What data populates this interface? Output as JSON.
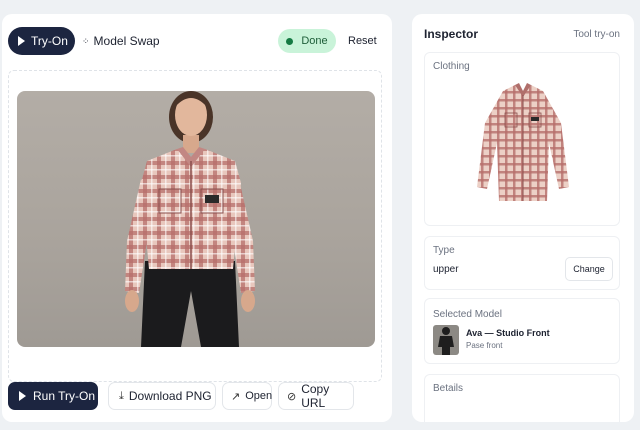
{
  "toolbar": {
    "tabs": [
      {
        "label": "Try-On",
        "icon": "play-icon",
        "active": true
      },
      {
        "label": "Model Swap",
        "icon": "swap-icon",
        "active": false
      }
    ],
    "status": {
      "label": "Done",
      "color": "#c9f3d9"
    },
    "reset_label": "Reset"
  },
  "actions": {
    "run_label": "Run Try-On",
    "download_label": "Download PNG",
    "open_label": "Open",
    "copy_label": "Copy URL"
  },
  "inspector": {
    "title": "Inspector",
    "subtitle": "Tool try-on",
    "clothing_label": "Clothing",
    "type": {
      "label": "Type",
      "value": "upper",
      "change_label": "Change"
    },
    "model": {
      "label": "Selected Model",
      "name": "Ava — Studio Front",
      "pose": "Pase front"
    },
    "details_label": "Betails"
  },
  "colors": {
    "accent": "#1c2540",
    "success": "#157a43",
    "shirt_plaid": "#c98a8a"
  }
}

========================================================================

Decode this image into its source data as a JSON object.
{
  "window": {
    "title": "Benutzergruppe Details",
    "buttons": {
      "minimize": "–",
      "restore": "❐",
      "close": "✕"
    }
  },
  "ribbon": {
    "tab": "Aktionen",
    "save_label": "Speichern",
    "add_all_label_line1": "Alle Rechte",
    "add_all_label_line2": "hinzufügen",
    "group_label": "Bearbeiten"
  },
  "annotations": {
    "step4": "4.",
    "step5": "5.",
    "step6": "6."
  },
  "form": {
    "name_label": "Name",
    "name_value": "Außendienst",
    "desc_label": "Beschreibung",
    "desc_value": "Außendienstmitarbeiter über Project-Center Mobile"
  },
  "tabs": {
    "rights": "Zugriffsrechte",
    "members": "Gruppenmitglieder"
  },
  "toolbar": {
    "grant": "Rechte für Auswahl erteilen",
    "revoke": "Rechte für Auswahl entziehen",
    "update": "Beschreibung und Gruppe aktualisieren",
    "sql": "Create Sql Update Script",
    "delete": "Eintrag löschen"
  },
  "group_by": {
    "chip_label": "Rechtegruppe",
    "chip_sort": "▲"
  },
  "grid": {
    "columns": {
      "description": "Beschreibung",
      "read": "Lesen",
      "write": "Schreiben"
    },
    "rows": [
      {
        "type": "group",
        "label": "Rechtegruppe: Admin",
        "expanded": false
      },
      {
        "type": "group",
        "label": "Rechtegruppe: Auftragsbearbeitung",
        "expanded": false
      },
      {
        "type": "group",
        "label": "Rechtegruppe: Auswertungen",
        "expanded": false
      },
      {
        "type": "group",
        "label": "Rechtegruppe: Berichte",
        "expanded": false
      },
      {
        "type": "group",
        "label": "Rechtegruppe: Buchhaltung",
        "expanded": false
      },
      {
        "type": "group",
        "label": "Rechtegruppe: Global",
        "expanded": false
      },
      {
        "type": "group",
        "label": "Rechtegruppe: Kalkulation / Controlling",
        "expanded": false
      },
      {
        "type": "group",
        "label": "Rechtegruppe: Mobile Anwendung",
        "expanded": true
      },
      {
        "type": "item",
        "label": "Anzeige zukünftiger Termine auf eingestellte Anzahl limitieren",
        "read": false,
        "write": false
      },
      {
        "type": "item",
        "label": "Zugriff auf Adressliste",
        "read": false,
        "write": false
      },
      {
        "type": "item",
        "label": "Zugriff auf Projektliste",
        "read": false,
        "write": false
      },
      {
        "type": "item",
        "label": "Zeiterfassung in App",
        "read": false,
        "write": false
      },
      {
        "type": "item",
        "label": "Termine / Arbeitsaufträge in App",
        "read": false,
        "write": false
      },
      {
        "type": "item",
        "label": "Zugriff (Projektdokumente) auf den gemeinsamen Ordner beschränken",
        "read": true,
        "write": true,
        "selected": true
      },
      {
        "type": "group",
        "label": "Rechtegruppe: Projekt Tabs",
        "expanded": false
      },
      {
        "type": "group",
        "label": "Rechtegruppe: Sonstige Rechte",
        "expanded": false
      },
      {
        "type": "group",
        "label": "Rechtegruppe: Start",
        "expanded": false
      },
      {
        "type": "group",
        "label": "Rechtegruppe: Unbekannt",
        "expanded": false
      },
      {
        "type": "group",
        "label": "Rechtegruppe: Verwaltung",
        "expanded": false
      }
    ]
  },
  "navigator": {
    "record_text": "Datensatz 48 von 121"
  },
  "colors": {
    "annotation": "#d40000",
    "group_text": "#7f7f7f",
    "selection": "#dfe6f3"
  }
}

========================================================================

Written request: Which lines hold the string "true"? Copy all of them from the data above.

Written answer:
        "active": true
        "expanded": true
        "read": true,
        "write": true,
        "selected": true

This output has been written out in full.